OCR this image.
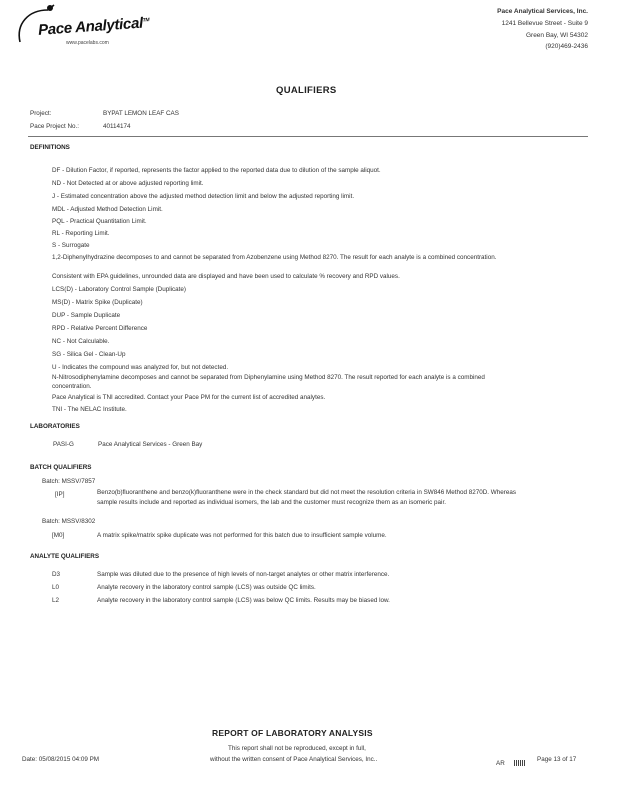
Pace Analytical™
www.pacelabs.com
Pace Analytical Services, Inc.
1241 Bellevue Street - Suite 9
Green Bay, WI 54302
(920)469-2436
QUALIFIERS
Project:	BYPAT LEMON LEAF CAS
Pace Project No.:	40114174
DEFINITIONS
DF - Dilution Factor, if reported, represents the factor applied to the reported data due to dilution of the sample aliquot.
ND - Not Detected at or above adjusted reporting limit.
J - Estimated concentration above the adjusted method detection limit and below the adjusted reporting limit.
MDL - Adjusted Method Detection Limit.
PQL - Practical Quantitation Limit.
RL - Reporting Limit.
S - Surrogate
1,2-Diphenylhydrazine decomposes to and cannot be separated from Azobenzene using Method 8270. The result for each analyte is a combined concentration.
Consistent with EPA guidelines, unrounded data are displayed and have been used to calculate % recovery and RPD values.
LCS(D) - Laboratory Control Sample (Duplicate)
MS(D) - Matrix Spike (Duplicate)
DUP - Sample Duplicate
RPD - Relative Percent Difference
NC - Not Calculable.
SG - Silica Gel - Clean-Up
U - Indicates the compound was analyzed for, but not detected.
N-Nitrosodiphenylamine decomposes and cannot be separated from Diphenylamine using Method 8270. The result reported for each analyte is a combined concentration.
Pace Analytical is TNI accredited. Contact your Pace PM for the current list of accredited analytes.
TNI - The NELAC Institute.
LABORATORIES
PASI-G	Pace Analytical Services - Green Bay
BATCH QUALIFIERS
Batch: MSSV/7857
[IP]	Benzo(b)fluoranthene and benzo(k)fluoranthene were in the check standard but did not meet the resolution criteria in SW846 Method 8270D. Whereas sample results include and reported as individual isomers, the lab and the customer must recognize them as an isomeric pair.
Batch: MSSV/8302
[M0]	A matrix spike/matrix spike duplicate was not performed for this batch due to insufficient sample volume.
ANALYTE QUALIFIERS
D3	Sample was diluted due to the presence of high levels of non-target analytes or other matrix interference.
L0	Analyte recovery in the laboratory control sample (LCS) was outside QC limits.
L2	Analyte recovery in the laboratory control sample (LCS) was below QC limits. Results may be biased low.
REPORT OF LABORATORY ANALYSIS
This report shall not be reproduced, except in full,
without the written consent of Pace Analytical Services, Inc..
Date: 05/08/2015 04:09 PM
AR
Page 13 of 17
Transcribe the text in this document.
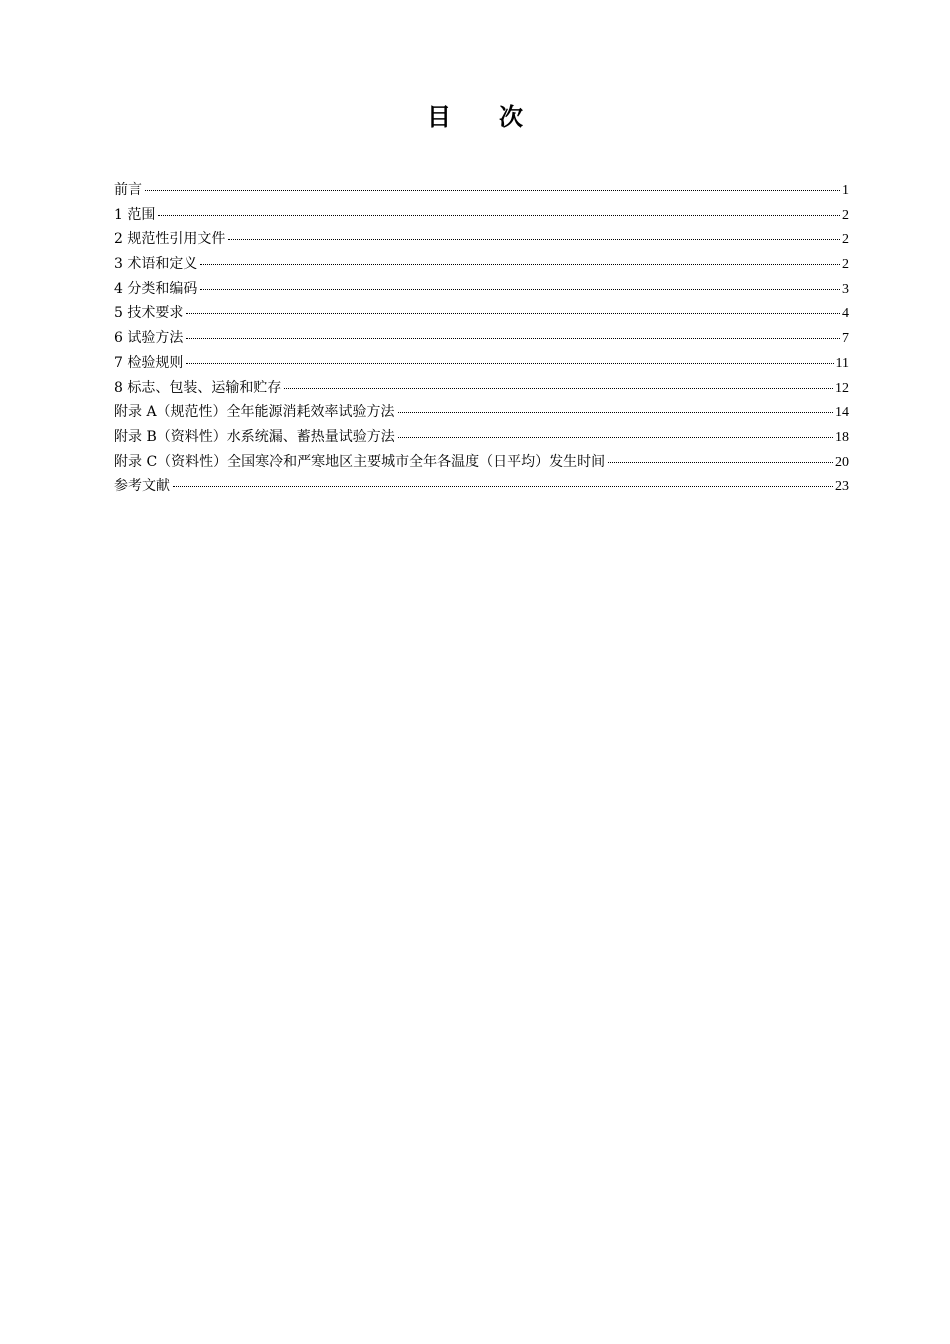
目　　次
前言	1
1 范围	2
2 规范性引用文件	2
3 术语和定义	2
4 分类和编码	3
5 技术要求	4
6 试验方法	7
7 检验规则	11
8 标志、包装、运输和贮存	12
附录 A（规范性）全年能源消耗效率试验方法	14
附录 B（资料性）水系统漏、蓄热量试验方法	18
附录 C（资料性）全国寒冷和严寒地区主要城市全年各温度（日平均）发生时间	20
参考文献	23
=-=-=
-- Short problem --
Output precisely the lines in the material above from the line containing "Transcribe the text in this document." through its last line, and omit pictures.

-- Expected output --
Transcribe the text in this document.
目　　次
前言	1
1 范围	2
2 规范性引用文件	2
3 术语和定义	2
4 分类和编码	3
5 技术要求	4
6 试验方法	7
7 检验规则	11
8 标志、包装、运输和贮存	12
附录 A（规范性）全年能源消耗效率试验方法	14
附录 B（资料性）水系统漏、蓄热量试验方法	18
附录 C（资料性）全国寒冷和严寒地区主要城市全年各温度（日平均）发生时间	20
参考文献	23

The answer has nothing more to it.